• Task: Select, from the material below, each line with "name" in it.

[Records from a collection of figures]
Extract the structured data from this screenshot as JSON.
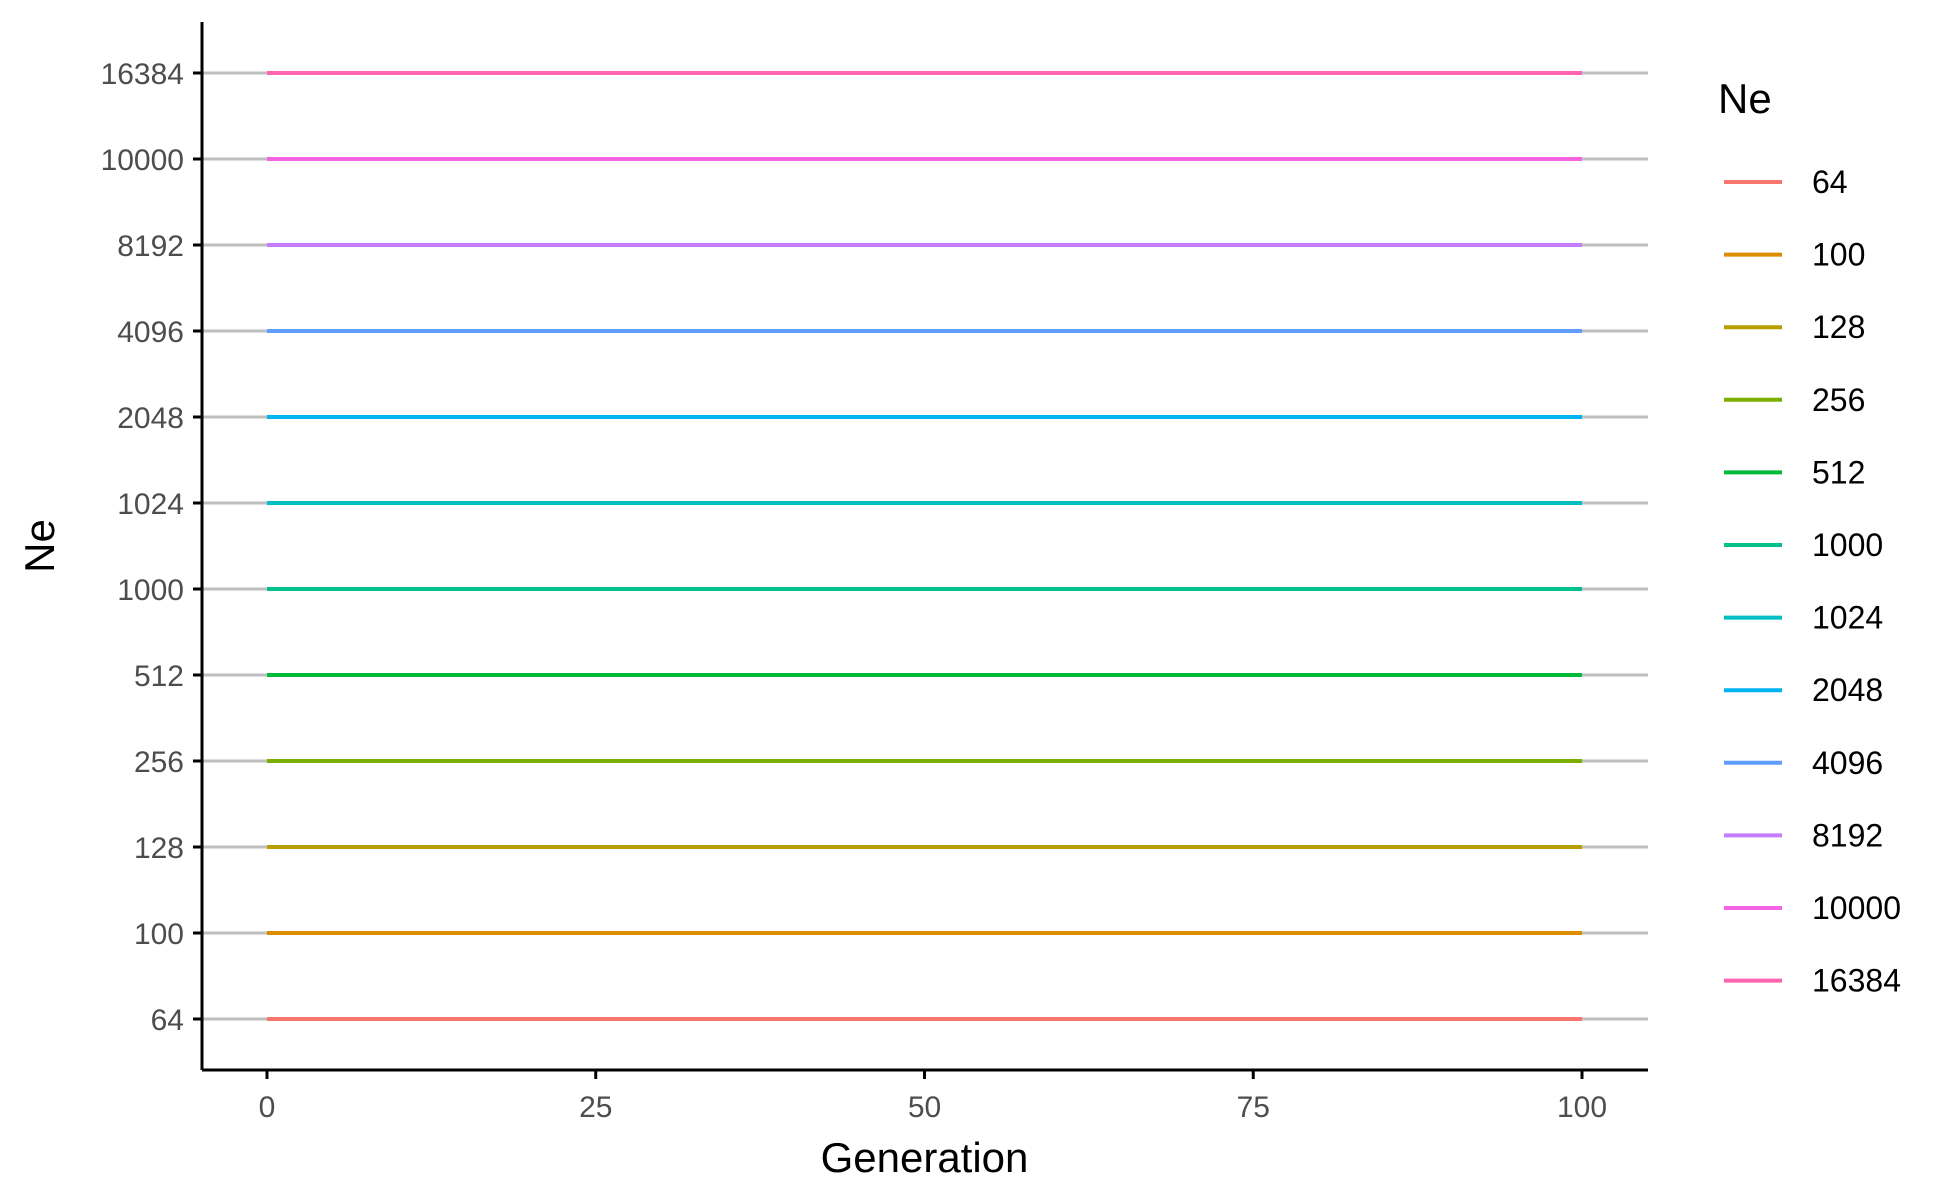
{
  "chart_data": {
    "type": "line",
    "xlabel": "Generation",
    "ylabel": "Ne",
    "xlim": [
      0,
      100
    ],
    "x_ticks": [
      "0",
      "25",
      "50",
      "75",
      "100"
    ],
    "y_categories": [
      "64",
      "100",
      "128",
      "256",
      "512",
      "1000",
      "1024",
      "2048",
      "4096",
      "8192",
      "10000",
      "16384"
    ],
    "grid": "horizontal major lines",
    "legend": {
      "title": "Ne",
      "placement": "right",
      "entries": [
        "64",
        "100",
        "128",
        "256",
        "512",
        "1000",
        "1024",
        "2048",
        "4096",
        "8192",
        "10000",
        "16384"
      ]
    },
    "series": [
      {
        "name": "64",
        "color": "#F8766D",
        "x": [
          0,
          100
        ],
        "y": [
          "64",
          "64"
        ]
      },
      {
        "name": "100",
        "color": "#DE8C00",
        "x": [
          0,
          100
        ],
        "y": [
          "100",
          "100"
        ]
      },
      {
        "name": "128",
        "color": "#B79F00",
        "x": [
          0,
          100
        ],
        "y": [
          "128",
          "128"
        ]
      },
      {
        "name": "256",
        "color": "#7CAE00",
        "x": [
          0,
          100
        ],
        "y": [
          "256",
          "256"
        ]
      },
      {
        "name": "512",
        "color": "#00BA38",
        "x": [
          0,
          100
        ],
        "y": [
          "512",
          "512"
        ]
      },
      {
        "name": "1000",
        "color": "#00C08B",
        "x": [
          0,
          100
        ],
        "y": [
          "1000",
          "1000"
        ]
      },
      {
        "name": "1024",
        "color": "#00BFC4",
        "x": [
          0,
          100
        ],
        "y": [
          "1024",
          "1024"
        ]
      },
      {
        "name": "2048",
        "color": "#00B4F0",
        "x": [
          0,
          100
        ],
        "y": [
          "2048",
          "2048"
        ]
      },
      {
        "name": "4096",
        "color": "#619CFF",
        "x": [
          0,
          100
        ],
        "y": [
          "4096",
          "4096"
        ]
      },
      {
        "name": "8192",
        "color": "#C77CFF",
        "x": [
          0,
          100
        ],
        "y": [
          "8192",
          "8192"
        ]
      },
      {
        "name": "10000",
        "color": "#F564E3",
        "x": [
          0,
          100
        ],
        "y": [
          "10000",
          "10000"
        ]
      },
      {
        "name": "16384",
        "color": "#FF64B0",
        "x": [
          0,
          100
        ],
        "y": [
          "16384",
          "16384"
        ]
      }
    ],
    "colors": {
      "gridline": "#bebebe",
      "axis": "#000000",
      "tick_text": "#4d4d4d"
    }
  }
}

• Correct output:
        "name": "64",
        "name": "100",
        "name": "128",
        "name": "256",
        "name": "512",
        "name": "1000",
        "name": "1024",
        "name": "2048",
        "name": "4096",
        "name": "8192",
        "name": "10000",
        "name": "16384",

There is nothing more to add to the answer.